Each record needs to be echoed exactly; can you do that?

** EXTRACTED INFORMATION **
━━━━━━━━━━━━━━━━━━━━━━━━━━━━━━

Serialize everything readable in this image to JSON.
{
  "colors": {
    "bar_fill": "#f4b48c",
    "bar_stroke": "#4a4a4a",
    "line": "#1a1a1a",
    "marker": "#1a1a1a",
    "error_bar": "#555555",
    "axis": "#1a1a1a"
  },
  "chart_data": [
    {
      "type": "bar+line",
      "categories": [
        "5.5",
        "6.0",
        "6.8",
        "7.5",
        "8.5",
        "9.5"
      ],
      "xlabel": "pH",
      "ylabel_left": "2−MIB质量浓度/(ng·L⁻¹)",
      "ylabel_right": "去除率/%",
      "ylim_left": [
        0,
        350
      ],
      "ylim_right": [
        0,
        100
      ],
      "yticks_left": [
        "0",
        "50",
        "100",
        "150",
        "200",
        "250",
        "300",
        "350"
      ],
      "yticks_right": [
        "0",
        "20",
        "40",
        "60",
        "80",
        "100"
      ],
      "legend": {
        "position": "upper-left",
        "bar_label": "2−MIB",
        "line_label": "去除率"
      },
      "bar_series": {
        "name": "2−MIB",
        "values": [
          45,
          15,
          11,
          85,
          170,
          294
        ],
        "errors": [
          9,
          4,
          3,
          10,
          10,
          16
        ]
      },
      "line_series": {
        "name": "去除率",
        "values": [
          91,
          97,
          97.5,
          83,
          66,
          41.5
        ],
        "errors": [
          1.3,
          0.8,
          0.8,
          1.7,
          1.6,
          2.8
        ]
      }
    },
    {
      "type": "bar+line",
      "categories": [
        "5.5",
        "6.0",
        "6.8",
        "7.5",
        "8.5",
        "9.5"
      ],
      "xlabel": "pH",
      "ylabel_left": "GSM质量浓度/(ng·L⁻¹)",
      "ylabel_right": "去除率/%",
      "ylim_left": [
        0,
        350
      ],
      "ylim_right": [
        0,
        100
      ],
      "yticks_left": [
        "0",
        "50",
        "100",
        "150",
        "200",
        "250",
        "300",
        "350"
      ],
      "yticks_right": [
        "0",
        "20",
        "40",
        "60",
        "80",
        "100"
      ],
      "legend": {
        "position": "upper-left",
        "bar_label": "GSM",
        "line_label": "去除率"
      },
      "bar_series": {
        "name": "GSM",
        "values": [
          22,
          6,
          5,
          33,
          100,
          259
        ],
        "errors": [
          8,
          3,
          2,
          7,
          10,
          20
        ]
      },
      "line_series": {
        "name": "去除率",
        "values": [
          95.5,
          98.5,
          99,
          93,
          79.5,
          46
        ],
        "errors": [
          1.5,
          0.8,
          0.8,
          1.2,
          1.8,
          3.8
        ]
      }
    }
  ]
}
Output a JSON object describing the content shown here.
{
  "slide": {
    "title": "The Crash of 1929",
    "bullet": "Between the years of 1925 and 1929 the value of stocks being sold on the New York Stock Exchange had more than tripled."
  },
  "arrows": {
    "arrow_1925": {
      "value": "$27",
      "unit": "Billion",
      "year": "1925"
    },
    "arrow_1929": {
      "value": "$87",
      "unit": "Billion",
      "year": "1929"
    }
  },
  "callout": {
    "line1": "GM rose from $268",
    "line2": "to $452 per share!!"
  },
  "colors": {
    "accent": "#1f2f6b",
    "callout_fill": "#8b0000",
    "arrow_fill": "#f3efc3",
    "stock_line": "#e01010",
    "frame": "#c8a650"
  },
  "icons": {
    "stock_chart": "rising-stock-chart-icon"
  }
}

━━━━━━━━━━━━━━━━━━━━━━━━━━━━━━

** WORKED SOLUTION **
Serialize everything readable in this image to JSON.
{
  "colors": {
    "bar_fill": "#f4b48c",
    "bar_stroke": "#4a4a4a",
    "line": "#1a1a1a",
    "marker": "#1a1a1a",
    "error_bar": "#555555",
    "axis": "#1a1a1a"
  },
  "chart_data": [
    {
      "type": "bar+line",
      "categories": [
        "5.5",
        "6.0",
        "6.8",
        "7.5",
        "8.5",
        "9.5"
      ],
      "xlabel": "pH",
      "ylabel_left": "2−MIB质量浓度/(ng·L⁻¹)",
      "ylabel_right": "去除率/%",
      "ylim_left": [
        0,
        350
      ],
      "ylim_right": [
        0,
        100
      ],
      "yticks_left": [
        "0",
        "50",
        "100",
        "150",
        "200",
        "250",
        "300",
        "350"
      ],
      "yticks_right": [
        "0",
        "20",
        "40",
        "60",
        "80",
        "100"
      ],
      "legend": {
        "position": "upper-left",
        "bar_label": "2−MIB",
        "line_label": "去除率"
      },
      "bar_series": {
        "name": "2−MIB",
        "values": [
          45,
          15,
          11,
          85,
          170,
          294
        ],
        "errors": [
          9,
          4,
          3,
          10,
          10,
          16
        ]
      },
      "line_series": {
        "name": "去除率",
        "values": [
          91,
          97,
          97.5,
          83,
          66,
          41.5
        ],
        "errors": [
          1.3,
          0.8,
          0.8,
          1.7,
          1.6,
          2.8
        ]
      }
    },
    {
      "type": "bar+line",
      "categories": [
        "5.5",
        "6.0",
        "6.8",
        "7.5",
        "8.5",
        "9.5"
      ],
      "xlabel": "pH",
      "ylabel_left": "GSM质量浓度/(ng·L⁻¹)",
      "ylabel_right": "去除率/%",
      "ylim_left": [
        0,
        350
      ],
      "ylim_right": [
        0,
        100
      ],
      "yticks_left": [
        "0",
        "50",
        "100",
        "150",
        "200",
        "250",
        "300",
        "350"
      ],
      "yticks_right": [
        "0",
        "20",
        "40",
        "60",
        "80",
        "100"
      ],
      "legend": {
        "position": "upper-left",
        "bar_label": "GSM",
        "line_label": "去除率"
      },
      "bar_series": {
        "name": "GSM",
        "values": [
          22,
          6,
          5,
          33,
          100,
          259
        ],
        "errors": [
          8,
          3,
          2,
          7,
          10,
          20
        ]
      },
      "line_series": {
        "name": "去除率",
        "values": [
          95.5,
          98.5,
          99,
          93,
          79.5,
          46
        ],
        "errors": [
          1.5,
          0.8,
          0.8,
          1.2,
          1.8,
          3.8
        ]
      }
    }
  ]
}
Output a JSON object describing the content shown here.
{
  "slide": {
    "title": "The Crash of 1929",
    "bullet": "Between the years of 1925 and 1929 the value of stocks being sold on the New York Stock Exchange had more than tripled."
  },
  "arrows": {
    "arrow_1925": {
      "value": "$27",
      "unit": "Billion",
      "year": "1925"
    },
    "arrow_1929": {
      "value": "$87",
      "unit": "Billion",
      "year": "1929"
    }
  },
  "callout": {
    "line1": "GM rose from $268",
    "line2": "to $452 per share!!"
  },
  "colors": {
    "accent": "#1f2f6b",
    "callout_fill": "#8b0000",
    "arrow_fill": "#f3efc3",
    "stock_line": "#e01010",
    "frame": "#c8a650"
  },
  "icons": {
    "stock_chart": "rising-stock-chart-icon"
  }
}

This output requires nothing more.